>> Begin Records for the exercise

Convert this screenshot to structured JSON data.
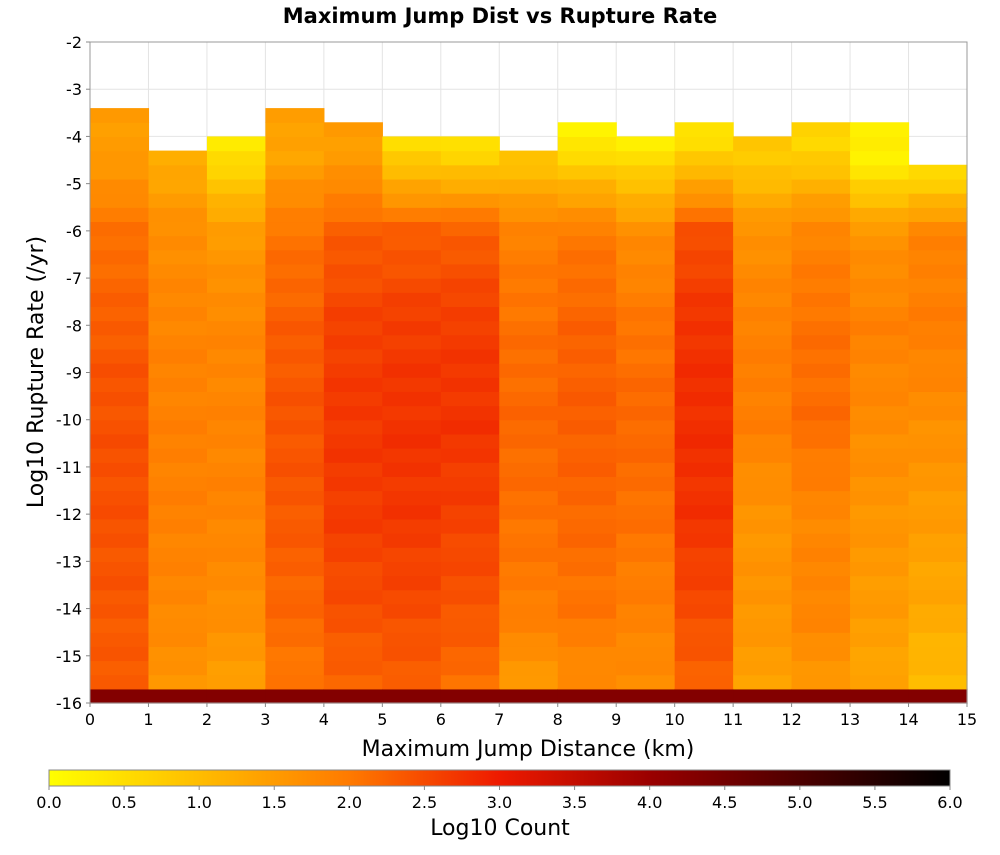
{
  "chart_data": {
    "type": "heatmap",
    "title": "Maximum Jump Dist vs Rupture Rate",
    "xlabel": "Maximum Jump Distance (km)",
    "ylabel": "Log10 Rupture Rate (/yr)",
    "xlim": [
      0,
      15
    ],
    "ylim": [
      -16,
      -2
    ],
    "x_ticks": [
      "0",
      "1",
      "2",
      "3",
      "4",
      "5",
      "6",
      "7",
      "8",
      "9",
      "10",
      "11",
      "12",
      "13",
      "14",
      "15"
    ],
    "y_ticks": [
      "-2",
      "-3",
      "-4",
      "-5",
      "-6",
      "-7",
      "-8",
      "-9",
      "-10",
      "-11",
      "-12",
      "-13",
      "-14",
      "-15",
      "-16"
    ],
    "x_bin_width": 1,
    "y_bin_height": 0.3,
    "y_bin_start": -16,
    "colorbar": {
      "label": "Log10 Count",
      "range": [
        0,
        6
      ],
      "ticks": [
        "0.0",
        "0.5",
        "1.0",
        "1.5",
        "2.0",
        "2.5",
        "3.0",
        "3.5",
        "4.0",
        "4.5",
        "5.0",
        "5.5",
        "6.0"
      ],
      "stops": [
        {
          "value": 0.0,
          "color": "#ffff00"
        },
        {
          "value": 2.0,
          "color": "#ff7a00"
        },
        {
          "value": 3.0,
          "color": "#ee1a00"
        },
        {
          "value": 4.0,
          "color": "#9a0000"
        },
        {
          "value": 6.0,
          "color": "#000000"
        }
      ]
    },
    "bottom_row_value": 4.3,
    "columns": [
      {
        "x0": 0,
        "top": -3.3,
        "profile": [
          [
            -4.5,
            1.5
          ],
          [
            -6,
            2.1
          ],
          [
            -7.5,
            2.25
          ],
          [
            -9,
            2.4
          ],
          [
            -11,
            2.45
          ],
          [
            -13,
            2.4
          ],
          [
            -15.7,
            2.3
          ]
        ]
      },
      {
        "x0": 1,
        "top": -4.2,
        "profile": [
          [
            -4.5,
            1.25
          ],
          [
            -6,
            1.7
          ],
          [
            -8,
            1.85
          ],
          [
            -10,
            1.9
          ],
          [
            -12,
            1.9
          ],
          [
            -14,
            1.8
          ],
          [
            -15.7,
            1.6
          ]
        ]
      },
      {
        "x0": 2,
        "top": -3.9,
        "profile": [
          [
            -4.1,
            0.3
          ],
          [
            -6,
            1.5
          ],
          [
            -8,
            1.8
          ],
          [
            -10,
            1.85
          ],
          [
            -12,
            1.85
          ],
          [
            -14,
            1.7
          ],
          [
            -15.7,
            1.45
          ]
        ]
      },
      {
        "x0": 3,
        "top": -3.3,
        "profile": [
          [
            -4.5,
            1.4
          ],
          [
            -6,
            2.05
          ],
          [
            -8,
            2.3
          ],
          [
            -10,
            2.4
          ],
          [
            -12,
            2.35
          ],
          [
            -14,
            2.2
          ],
          [
            -15.7,
            2.0
          ]
        ]
      },
      {
        "x0": 4,
        "top": -3.6,
        "profile": [
          [
            -4.5,
            1.5
          ],
          [
            -6,
            2.3
          ],
          [
            -8,
            2.6
          ],
          [
            -10,
            2.7
          ],
          [
            -12,
            2.65
          ],
          [
            -14,
            2.45
          ],
          [
            -15.7,
            2.2
          ]
        ]
      },
      {
        "x0": 5,
        "top": -3.9,
        "profile": [
          [
            -4.2,
            0.5
          ],
          [
            -6,
            2.3
          ],
          [
            -8,
            2.65
          ],
          [
            -10,
            2.75
          ],
          [
            -12,
            2.7
          ],
          [
            -14,
            2.5
          ],
          [
            -15.7,
            2.25
          ]
        ]
      },
      {
        "x0": 6,
        "top": -3.9,
        "profile": [
          [
            -4.2,
            0.4
          ],
          [
            -6,
            2.3
          ],
          [
            -8,
            2.65
          ],
          [
            -10,
            2.75
          ],
          [
            -12,
            2.6
          ],
          [
            -14,
            2.4
          ],
          [
            -15.7,
            2.1
          ]
        ]
      },
      {
        "x0": 7,
        "top": -4.2,
        "profile": [
          [
            -4.5,
            0.9
          ],
          [
            -6,
            1.9
          ],
          [
            -8,
            2.1
          ],
          [
            -10,
            2.2
          ],
          [
            -12,
            2.1
          ],
          [
            -14,
            1.95
          ],
          [
            -15.7,
            1.5
          ]
        ]
      },
      {
        "x0": 8,
        "top": -3.6,
        "profile": [
          [
            -4.0,
            0.2
          ],
          [
            -6,
            2.0
          ],
          [
            -8,
            2.25
          ],
          [
            -10,
            2.3
          ],
          [
            -12,
            2.2
          ],
          [
            -14,
            2.05
          ],
          [
            -15.7,
            1.7
          ]
        ]
      },
      {
        "x0": 9,
        "top": -3.9,
        "profile": [
          [
            -4.2,
            0.3
          ],
          [
            -6,
            1.7
          ],
          [
            -8,
            2.05
          ],
          [
            -10,
            2.2
          ],
          [
            -12,
            2.1
          ],
          [
            -14,
            1.9
          ],
          [
            -15.7,
            1.7
          ]
        ]
      },
      {
        "x0": 10,
        "top": -3.6,
        "profile": [
          [
            -4.2,
            0.5
          ],
          [
            -6,
            2.45
          ],
          [
            -8,
            2.75
          ],
          [
            -10,
            2.8
          ],
          [
            -12,
            2.75
          ],
          [
            -14,
            2.5
          ],
          [
            -15.7,
            2.2
          ]
        ]
      },
      {
        "x0": 11,
        "top": -3.9,
        "profile": [
          [
            -4.5,
            0.8
          ],
          [
            -6,
            1.65
          ],
          [
            -8,
            1.9
          ],
          [
            -10,
            1.95
          ],
          [
            -12,
            1.6
          ],
          [
            -14,
            1.6
          ],
          [
            -15.7,
            1.4
          ]
        ]
      },
      {
        "x0": 12,
        "top": -3.6,
        "profile": [
          [
            -4.2,
            0.6
          ],
          [
            -6,
            1.85
          ],
          [
            -8,
            2.1
          ],
          [
            -10,
            2.15
          ],
          [
            -12,
            1.8
          ],
          [
            -14,
            1.85
          ],
          [
            -15.7,
            1.55
          ]
        ]
      },
      {
        "x0": 13,
        "top": -3.6,
        "profile": [
          [
            -4.6,
            0.25
          ],
          [
            -6,
            1.6
          ],
          [
            -8,
            1.9
          ],
          [
            -10,
            1.75
          ],
          [
            -12,
            1.6
          ],
          [
            -14,
            1.5
          ],
          [
            -15.7,
            1.35
          ]
        ]
      },
      {
        "x0": 14,
        "top": -4.5,
        "profile": [
          [
            -4.8,
            0.5
          ],
          [
            -6,
            1.85
          ],
          [
            -8,
            1.95
          ],
          [
            -10,
            1.7
          ],
          [
            -12,
            1.5
          ],
          [
            -14,
            1.3
          ],
          [
            -15.7,
            1.0
          ]
        ]
      }
    ]
  }
}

>> End Records for the exercise

→ **Goal of the exercise**
Read through the entries and copy each line in which "Jump" appears.

→ **Final result**
    "title": "Maximum Jump Dist vs Rupture Rate",
    "xlabel": "Maximum Jump Distance (km)",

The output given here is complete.